─── Records for this exercise

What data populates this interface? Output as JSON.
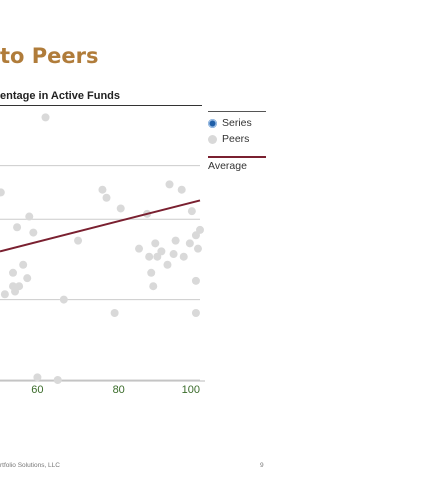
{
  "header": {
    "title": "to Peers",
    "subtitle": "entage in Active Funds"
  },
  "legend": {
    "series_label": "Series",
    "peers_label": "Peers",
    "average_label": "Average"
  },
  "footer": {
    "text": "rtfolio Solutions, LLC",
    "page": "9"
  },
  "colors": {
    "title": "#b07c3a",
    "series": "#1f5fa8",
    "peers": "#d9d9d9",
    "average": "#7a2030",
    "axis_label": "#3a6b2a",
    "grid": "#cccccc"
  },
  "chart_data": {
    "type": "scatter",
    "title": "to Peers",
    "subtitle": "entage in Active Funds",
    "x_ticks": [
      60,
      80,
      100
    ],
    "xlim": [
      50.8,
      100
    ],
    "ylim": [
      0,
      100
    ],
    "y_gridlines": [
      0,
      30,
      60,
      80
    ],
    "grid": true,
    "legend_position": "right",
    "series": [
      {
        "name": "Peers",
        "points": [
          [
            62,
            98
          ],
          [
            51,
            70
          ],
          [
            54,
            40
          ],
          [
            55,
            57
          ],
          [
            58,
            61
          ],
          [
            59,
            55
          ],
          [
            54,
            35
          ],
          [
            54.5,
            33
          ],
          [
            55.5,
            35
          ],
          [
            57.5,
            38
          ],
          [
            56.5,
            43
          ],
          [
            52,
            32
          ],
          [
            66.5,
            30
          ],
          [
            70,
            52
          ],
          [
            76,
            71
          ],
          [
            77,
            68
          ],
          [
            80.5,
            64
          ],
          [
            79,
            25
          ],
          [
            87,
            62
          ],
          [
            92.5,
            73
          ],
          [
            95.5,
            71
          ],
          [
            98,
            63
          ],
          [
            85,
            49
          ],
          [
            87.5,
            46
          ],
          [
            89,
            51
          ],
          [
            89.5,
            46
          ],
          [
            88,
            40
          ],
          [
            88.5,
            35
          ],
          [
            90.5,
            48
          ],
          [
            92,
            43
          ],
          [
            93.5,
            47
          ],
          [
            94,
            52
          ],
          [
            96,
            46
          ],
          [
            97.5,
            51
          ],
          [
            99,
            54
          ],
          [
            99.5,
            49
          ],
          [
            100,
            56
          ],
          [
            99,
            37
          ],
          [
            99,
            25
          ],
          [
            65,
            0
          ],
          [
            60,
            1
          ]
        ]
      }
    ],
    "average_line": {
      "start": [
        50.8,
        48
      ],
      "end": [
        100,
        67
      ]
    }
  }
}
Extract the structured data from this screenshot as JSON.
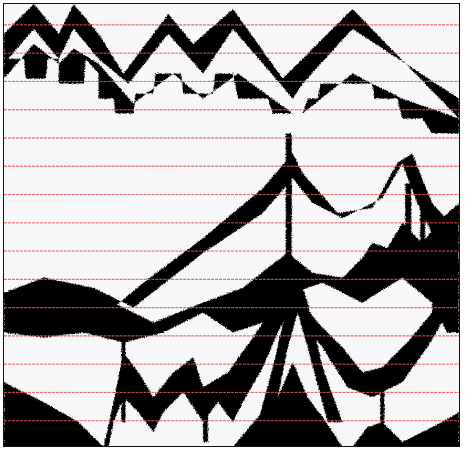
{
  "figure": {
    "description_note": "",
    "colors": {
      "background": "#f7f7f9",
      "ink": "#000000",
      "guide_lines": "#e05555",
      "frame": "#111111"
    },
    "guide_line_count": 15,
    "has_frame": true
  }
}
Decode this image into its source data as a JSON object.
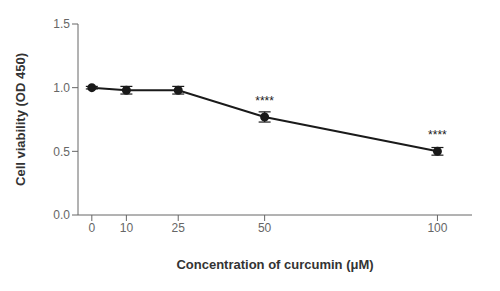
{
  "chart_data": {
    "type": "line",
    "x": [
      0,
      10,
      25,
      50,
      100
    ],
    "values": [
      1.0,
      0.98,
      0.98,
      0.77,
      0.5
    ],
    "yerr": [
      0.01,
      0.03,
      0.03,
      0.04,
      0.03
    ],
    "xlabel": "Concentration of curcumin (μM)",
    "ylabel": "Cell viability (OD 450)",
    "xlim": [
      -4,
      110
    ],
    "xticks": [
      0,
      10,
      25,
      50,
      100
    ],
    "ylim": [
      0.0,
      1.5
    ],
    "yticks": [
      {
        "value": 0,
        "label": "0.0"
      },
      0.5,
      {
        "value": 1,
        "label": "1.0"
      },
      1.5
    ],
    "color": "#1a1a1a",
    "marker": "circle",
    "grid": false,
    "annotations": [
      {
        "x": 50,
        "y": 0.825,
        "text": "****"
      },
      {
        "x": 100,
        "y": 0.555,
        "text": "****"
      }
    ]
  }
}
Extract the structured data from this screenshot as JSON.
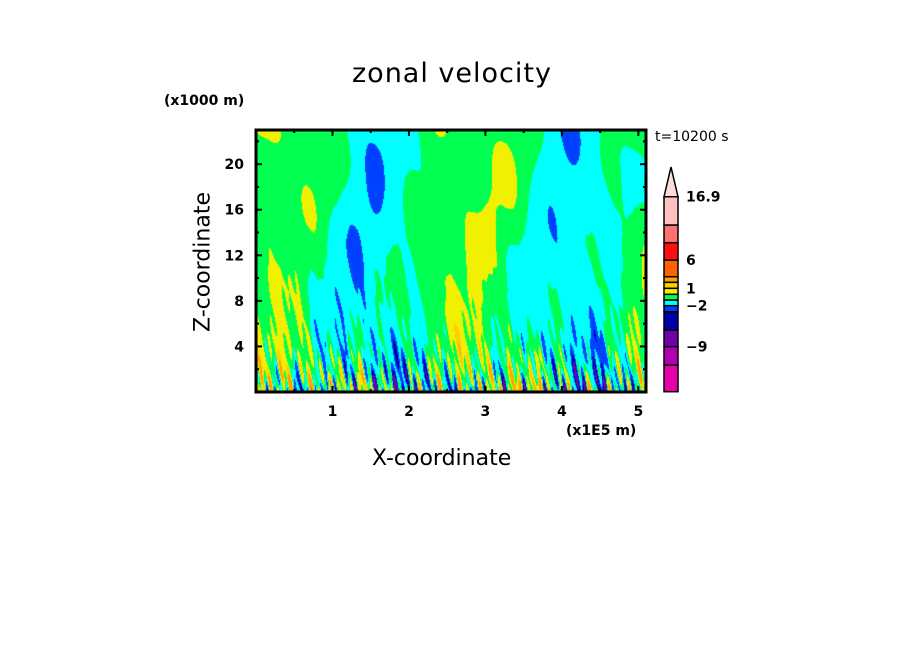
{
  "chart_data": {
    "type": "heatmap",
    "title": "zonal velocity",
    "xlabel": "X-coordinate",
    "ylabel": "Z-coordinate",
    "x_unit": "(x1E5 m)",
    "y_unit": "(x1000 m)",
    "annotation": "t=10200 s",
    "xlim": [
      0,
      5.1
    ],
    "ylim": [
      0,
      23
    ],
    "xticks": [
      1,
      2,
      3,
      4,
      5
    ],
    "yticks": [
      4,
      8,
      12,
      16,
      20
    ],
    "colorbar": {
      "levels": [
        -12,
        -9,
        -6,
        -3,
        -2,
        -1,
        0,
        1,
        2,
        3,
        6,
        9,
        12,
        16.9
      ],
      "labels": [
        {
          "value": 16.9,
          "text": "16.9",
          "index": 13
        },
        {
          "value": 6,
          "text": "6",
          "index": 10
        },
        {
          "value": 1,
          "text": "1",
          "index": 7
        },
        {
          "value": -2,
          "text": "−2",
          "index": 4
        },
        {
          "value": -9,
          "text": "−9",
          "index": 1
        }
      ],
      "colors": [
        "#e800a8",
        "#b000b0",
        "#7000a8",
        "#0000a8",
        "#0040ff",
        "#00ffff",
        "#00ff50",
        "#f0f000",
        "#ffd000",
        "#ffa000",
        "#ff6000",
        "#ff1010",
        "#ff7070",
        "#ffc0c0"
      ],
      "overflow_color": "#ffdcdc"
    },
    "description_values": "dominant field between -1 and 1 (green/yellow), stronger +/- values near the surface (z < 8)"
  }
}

──────
─── Records for this exercise

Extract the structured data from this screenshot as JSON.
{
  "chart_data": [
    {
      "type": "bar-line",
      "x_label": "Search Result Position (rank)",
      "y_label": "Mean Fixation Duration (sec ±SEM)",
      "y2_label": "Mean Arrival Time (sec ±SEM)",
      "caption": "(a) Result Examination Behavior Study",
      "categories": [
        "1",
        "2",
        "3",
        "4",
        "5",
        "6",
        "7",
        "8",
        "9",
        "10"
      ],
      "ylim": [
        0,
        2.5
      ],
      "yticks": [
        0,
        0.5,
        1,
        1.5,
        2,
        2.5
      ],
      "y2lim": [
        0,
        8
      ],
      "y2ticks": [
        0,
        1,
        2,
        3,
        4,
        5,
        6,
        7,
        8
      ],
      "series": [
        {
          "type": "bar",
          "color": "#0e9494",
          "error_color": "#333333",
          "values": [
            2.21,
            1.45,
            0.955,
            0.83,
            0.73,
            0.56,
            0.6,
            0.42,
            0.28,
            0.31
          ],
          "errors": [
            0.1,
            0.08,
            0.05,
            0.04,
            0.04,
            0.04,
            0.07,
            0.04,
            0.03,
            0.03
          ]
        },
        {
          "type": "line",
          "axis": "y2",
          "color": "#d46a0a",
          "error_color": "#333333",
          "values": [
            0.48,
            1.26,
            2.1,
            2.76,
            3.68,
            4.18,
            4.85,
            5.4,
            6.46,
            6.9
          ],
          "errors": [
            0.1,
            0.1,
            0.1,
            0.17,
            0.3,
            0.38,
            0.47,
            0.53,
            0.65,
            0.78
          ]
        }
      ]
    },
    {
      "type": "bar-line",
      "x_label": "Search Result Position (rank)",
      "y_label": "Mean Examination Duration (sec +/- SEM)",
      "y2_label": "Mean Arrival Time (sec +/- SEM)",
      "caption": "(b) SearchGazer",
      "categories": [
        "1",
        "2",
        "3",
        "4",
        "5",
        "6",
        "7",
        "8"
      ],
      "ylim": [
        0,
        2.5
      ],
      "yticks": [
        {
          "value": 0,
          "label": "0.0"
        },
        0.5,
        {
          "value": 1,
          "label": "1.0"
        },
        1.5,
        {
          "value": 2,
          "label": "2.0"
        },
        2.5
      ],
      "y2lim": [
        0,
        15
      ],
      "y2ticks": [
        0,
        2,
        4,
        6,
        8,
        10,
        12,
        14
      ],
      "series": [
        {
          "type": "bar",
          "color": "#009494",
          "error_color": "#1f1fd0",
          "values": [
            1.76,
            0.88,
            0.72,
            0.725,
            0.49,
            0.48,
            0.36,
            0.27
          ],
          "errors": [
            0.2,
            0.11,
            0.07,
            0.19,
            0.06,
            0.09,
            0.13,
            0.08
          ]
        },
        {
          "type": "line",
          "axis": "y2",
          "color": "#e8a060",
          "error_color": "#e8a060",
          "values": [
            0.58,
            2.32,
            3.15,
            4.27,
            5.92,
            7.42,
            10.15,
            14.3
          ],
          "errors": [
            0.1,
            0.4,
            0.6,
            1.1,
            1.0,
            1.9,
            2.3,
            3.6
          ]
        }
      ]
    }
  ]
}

──────
─── Records for this exercise

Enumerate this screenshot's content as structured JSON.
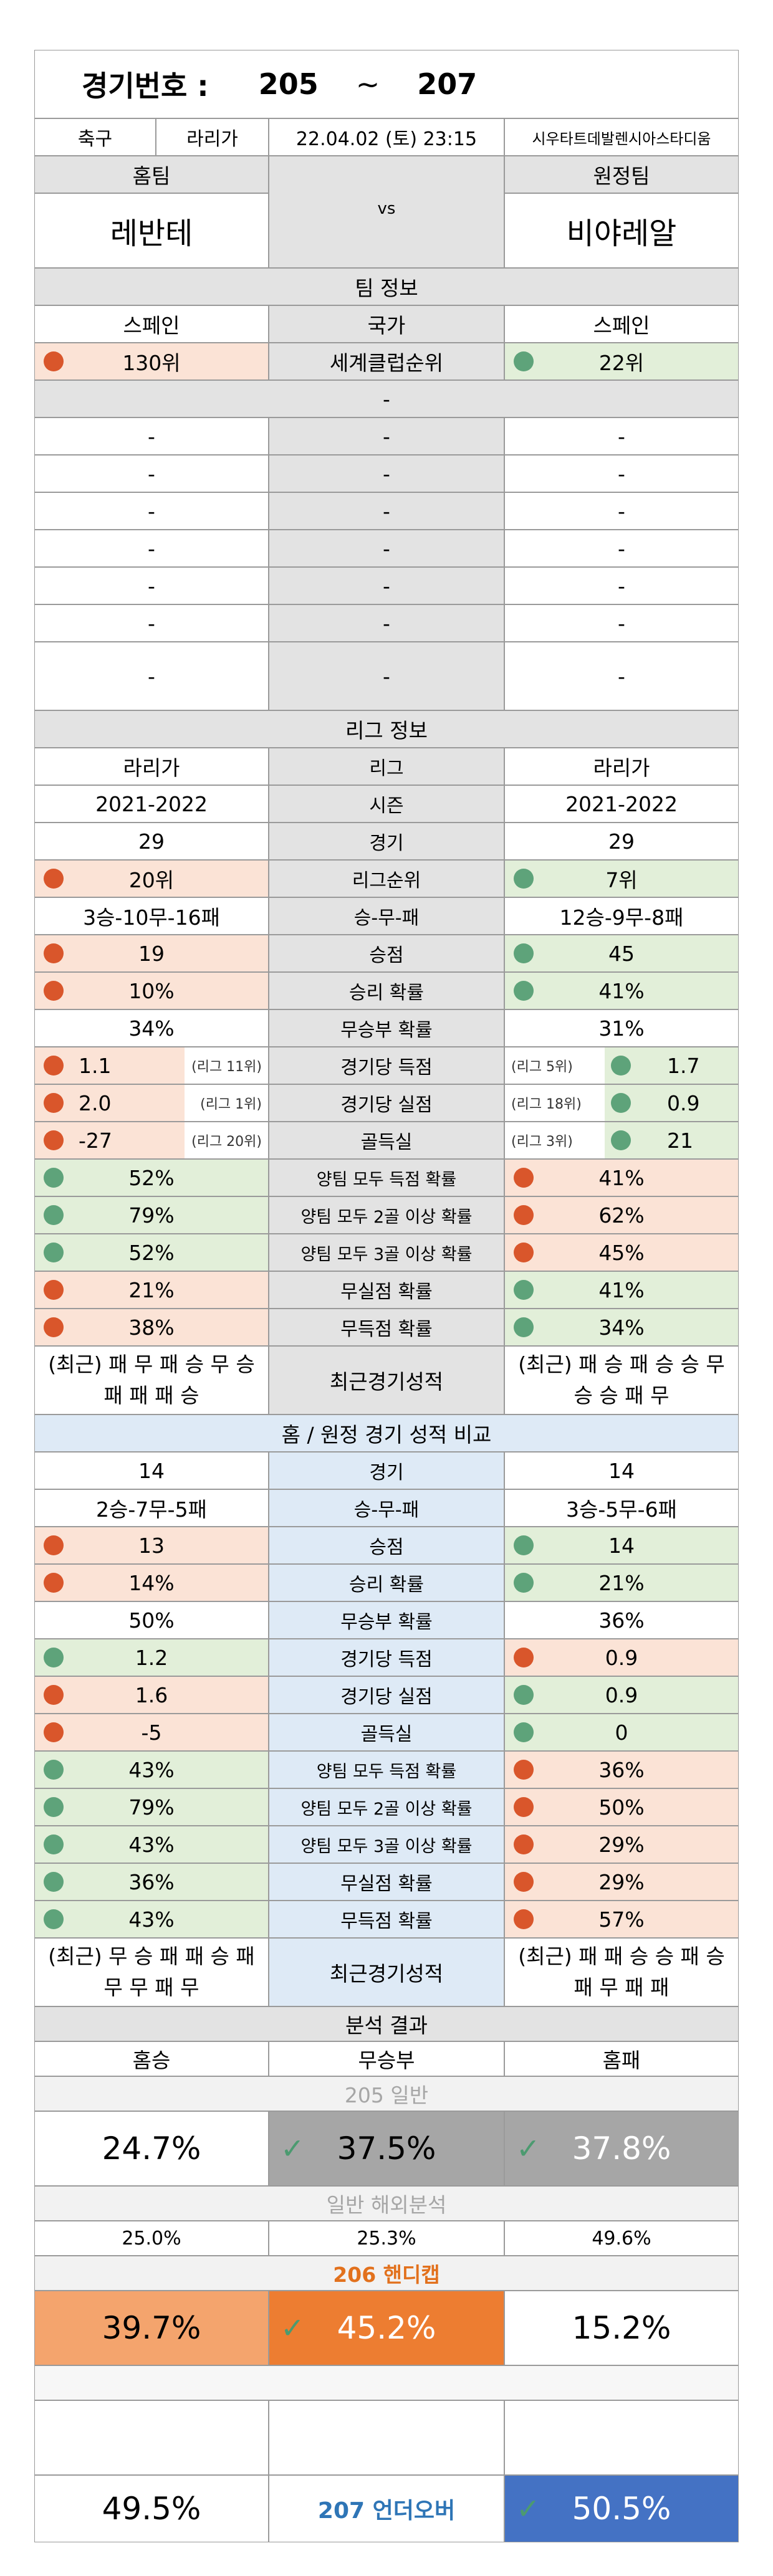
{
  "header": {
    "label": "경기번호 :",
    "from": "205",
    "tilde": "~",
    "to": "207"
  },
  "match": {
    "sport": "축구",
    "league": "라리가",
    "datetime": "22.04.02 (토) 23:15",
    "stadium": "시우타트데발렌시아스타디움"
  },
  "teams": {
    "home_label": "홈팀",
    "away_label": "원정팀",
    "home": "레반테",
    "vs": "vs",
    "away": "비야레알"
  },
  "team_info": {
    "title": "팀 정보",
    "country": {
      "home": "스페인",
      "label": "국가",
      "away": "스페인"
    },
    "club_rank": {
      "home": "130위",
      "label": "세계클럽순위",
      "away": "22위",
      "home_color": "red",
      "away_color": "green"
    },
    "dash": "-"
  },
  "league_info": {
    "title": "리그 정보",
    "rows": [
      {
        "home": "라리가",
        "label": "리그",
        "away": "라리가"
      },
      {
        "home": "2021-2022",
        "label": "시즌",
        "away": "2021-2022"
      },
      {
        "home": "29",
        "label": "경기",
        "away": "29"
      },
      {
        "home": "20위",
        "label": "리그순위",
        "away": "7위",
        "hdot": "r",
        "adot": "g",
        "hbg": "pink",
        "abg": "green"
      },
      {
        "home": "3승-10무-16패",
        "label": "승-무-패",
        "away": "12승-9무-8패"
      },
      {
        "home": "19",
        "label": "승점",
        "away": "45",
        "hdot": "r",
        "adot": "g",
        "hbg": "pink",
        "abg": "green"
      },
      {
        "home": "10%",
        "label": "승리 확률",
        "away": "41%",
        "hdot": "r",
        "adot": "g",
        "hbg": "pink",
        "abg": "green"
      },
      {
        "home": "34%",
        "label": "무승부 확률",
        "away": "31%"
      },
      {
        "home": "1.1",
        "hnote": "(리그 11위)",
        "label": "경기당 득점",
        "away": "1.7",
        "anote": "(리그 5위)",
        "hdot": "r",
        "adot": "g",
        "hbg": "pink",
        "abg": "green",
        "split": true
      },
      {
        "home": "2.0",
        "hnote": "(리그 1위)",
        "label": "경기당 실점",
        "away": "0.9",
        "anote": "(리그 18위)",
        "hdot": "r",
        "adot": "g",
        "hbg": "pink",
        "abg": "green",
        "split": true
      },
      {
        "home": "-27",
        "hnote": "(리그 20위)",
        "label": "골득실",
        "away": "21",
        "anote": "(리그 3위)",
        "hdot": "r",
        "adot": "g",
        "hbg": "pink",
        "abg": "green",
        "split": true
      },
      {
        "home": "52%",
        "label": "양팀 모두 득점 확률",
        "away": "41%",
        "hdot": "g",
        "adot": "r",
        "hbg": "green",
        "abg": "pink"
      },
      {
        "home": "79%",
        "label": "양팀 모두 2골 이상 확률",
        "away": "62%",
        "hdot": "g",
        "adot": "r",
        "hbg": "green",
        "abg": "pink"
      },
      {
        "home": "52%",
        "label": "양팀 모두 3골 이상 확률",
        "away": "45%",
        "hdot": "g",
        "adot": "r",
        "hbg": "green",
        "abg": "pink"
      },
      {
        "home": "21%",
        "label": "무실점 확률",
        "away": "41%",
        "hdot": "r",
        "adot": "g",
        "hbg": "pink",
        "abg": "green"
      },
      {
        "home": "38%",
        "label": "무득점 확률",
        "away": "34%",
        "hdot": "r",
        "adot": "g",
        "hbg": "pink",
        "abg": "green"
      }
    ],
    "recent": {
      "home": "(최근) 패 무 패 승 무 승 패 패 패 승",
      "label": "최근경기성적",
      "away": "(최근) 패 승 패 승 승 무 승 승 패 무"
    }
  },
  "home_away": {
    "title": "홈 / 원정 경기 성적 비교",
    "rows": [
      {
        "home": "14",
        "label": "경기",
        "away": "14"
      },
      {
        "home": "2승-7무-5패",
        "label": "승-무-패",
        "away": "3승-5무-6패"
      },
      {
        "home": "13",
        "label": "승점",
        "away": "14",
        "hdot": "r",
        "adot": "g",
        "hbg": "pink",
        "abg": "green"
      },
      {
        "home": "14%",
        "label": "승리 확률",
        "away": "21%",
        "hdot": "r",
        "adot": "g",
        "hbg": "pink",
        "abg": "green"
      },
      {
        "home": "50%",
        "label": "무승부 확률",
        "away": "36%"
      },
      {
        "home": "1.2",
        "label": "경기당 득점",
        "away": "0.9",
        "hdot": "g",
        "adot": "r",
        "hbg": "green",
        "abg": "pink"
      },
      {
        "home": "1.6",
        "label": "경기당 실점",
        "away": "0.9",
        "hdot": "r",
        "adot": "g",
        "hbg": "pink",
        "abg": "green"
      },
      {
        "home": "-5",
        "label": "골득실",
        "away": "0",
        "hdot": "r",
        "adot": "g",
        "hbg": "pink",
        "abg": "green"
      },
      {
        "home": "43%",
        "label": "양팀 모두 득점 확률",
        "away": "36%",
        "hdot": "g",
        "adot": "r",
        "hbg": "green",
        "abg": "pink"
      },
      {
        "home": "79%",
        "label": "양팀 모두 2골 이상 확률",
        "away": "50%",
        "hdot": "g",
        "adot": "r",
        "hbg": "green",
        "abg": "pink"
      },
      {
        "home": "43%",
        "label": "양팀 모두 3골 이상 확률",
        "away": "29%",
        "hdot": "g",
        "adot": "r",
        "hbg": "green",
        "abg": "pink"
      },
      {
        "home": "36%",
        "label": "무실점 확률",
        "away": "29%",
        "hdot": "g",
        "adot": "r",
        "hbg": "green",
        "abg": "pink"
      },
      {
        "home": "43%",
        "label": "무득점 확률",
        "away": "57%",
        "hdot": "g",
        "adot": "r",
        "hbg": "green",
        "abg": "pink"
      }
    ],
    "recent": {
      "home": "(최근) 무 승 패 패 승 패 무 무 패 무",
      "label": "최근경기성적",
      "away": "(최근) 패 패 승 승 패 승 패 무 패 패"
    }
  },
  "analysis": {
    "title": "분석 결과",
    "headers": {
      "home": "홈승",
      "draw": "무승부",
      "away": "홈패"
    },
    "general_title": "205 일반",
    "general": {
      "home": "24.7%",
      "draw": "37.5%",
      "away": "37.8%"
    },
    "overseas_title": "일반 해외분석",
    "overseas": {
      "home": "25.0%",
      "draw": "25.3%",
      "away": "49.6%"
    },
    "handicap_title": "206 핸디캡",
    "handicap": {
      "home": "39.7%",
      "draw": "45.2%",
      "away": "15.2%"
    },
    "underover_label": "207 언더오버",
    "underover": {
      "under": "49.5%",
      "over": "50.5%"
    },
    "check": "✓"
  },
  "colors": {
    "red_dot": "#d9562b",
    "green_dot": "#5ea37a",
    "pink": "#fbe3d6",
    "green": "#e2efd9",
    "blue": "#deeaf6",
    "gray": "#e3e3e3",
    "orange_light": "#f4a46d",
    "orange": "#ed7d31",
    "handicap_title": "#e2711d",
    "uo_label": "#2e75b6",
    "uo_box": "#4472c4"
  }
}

──────

* Direction
Return every line of the preceding records in which the word "Duration" appears.

* Answer for the task
      "y_label": "Mean Fixation Duration (sec ±SEM)",
      "y_label": "Mean Examination Duration (sec +/- SEM)",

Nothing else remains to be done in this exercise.